====== Extracted information ======

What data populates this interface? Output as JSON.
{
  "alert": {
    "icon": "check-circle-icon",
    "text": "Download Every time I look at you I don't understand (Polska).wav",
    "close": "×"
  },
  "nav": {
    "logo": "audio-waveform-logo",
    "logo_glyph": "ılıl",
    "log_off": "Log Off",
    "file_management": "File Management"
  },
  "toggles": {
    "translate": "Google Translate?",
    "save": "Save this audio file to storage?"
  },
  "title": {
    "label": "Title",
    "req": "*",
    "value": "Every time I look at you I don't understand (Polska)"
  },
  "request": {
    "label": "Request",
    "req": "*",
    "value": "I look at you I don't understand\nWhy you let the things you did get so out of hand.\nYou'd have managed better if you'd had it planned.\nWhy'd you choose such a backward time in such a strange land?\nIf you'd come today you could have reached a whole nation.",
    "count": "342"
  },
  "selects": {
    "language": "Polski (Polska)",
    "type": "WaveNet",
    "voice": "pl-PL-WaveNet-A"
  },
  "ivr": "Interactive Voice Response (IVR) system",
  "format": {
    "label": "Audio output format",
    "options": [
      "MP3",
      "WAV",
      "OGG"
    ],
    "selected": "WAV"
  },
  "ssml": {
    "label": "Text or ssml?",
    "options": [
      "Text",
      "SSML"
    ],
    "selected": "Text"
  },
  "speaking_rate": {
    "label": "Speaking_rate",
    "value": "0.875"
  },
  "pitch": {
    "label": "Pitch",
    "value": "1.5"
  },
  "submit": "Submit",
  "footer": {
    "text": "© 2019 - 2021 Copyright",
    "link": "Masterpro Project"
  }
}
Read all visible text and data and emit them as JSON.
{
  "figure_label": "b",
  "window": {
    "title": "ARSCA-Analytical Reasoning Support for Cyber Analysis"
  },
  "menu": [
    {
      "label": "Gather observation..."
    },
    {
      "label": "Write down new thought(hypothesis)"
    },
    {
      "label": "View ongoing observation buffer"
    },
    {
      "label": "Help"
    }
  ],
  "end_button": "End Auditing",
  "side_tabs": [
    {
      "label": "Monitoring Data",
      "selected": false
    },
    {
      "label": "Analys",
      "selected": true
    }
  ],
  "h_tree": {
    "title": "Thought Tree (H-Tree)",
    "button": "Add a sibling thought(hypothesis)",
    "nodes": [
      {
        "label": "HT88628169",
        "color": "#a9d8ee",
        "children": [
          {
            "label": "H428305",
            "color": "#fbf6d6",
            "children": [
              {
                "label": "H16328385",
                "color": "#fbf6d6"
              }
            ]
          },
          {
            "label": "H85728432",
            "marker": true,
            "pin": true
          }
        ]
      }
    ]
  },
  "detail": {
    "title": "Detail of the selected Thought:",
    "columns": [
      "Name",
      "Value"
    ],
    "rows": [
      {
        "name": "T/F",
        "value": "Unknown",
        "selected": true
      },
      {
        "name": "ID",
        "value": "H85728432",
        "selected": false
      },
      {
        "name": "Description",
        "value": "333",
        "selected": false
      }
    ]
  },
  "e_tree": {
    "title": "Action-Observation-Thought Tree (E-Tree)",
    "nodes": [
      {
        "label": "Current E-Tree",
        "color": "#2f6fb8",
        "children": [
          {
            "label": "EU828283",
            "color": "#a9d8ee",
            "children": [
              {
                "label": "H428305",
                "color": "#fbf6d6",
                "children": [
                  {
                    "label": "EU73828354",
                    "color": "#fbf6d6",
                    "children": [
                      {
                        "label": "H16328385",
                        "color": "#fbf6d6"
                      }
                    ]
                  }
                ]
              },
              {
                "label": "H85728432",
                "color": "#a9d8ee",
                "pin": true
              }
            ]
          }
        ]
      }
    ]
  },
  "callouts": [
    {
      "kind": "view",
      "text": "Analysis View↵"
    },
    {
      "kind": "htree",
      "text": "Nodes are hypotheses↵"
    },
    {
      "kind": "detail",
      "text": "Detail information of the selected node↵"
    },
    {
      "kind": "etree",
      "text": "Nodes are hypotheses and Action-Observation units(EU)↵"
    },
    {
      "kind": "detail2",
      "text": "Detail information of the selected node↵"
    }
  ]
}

======

## Written exercise
How many lines of these entries contain the string "understand"? Reply with the number alone.

## Response
3